Given exercise ->
Select all lines holding the word "党组成员" from the entries that follow.

==== Listed entries

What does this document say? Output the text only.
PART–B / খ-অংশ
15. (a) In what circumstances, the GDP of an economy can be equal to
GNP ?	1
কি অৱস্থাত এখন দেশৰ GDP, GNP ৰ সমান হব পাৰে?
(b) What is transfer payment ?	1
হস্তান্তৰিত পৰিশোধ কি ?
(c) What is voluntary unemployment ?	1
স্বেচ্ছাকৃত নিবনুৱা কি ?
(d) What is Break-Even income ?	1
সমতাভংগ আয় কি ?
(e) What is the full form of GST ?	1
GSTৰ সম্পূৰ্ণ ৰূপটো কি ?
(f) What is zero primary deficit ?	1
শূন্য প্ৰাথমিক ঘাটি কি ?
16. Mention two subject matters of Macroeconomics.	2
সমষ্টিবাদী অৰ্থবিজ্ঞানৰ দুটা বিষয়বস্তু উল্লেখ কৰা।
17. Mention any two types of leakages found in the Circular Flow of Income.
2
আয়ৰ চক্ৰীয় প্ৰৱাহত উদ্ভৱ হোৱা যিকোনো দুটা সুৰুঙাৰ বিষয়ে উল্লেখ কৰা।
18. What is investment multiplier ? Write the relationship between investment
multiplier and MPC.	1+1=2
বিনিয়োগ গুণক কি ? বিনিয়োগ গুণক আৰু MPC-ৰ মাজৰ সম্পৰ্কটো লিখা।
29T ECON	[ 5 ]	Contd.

========
==== Listed entries

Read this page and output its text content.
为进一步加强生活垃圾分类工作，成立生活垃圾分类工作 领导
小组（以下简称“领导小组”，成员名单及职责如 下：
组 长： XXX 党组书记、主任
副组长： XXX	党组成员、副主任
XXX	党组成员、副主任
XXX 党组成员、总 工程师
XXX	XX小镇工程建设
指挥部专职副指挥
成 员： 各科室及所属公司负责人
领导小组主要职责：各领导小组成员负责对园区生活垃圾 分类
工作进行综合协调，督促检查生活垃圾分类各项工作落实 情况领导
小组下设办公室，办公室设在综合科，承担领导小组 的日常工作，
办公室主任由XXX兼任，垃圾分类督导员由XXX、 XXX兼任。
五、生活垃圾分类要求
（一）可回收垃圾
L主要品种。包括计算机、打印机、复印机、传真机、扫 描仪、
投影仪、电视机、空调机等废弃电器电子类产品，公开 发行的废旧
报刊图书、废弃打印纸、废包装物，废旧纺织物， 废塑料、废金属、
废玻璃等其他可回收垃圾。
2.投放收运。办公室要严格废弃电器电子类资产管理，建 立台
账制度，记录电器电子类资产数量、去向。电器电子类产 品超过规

========
==== Listed entries

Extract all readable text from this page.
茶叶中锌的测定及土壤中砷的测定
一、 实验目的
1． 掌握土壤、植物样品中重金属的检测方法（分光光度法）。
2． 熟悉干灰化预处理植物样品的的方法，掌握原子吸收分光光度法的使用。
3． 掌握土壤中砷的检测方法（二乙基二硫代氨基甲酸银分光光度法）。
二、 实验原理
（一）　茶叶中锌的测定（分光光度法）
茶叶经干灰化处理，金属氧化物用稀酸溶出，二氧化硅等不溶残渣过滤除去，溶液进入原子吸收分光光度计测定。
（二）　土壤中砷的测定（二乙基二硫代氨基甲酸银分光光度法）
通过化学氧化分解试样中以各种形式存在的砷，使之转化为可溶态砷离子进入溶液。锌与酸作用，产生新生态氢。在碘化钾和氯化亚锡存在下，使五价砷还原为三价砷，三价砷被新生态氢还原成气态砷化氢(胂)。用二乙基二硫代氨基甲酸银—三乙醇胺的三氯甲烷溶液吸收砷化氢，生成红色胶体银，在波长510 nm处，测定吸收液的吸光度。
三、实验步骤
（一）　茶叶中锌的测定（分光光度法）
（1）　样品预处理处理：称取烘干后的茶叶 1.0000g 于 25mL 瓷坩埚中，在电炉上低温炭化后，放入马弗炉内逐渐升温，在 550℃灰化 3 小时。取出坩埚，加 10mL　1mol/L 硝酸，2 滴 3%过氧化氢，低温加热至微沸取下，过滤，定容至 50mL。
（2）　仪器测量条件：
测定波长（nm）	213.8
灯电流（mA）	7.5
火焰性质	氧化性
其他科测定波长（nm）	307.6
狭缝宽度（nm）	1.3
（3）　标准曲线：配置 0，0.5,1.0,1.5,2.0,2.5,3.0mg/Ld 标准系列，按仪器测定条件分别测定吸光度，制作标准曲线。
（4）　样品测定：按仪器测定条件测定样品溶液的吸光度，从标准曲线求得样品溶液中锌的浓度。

========

Task solution ->
副组长： XXX	党组成员、副主任
XXX	党组成员、副主任
XXX 党组成员、总 工程师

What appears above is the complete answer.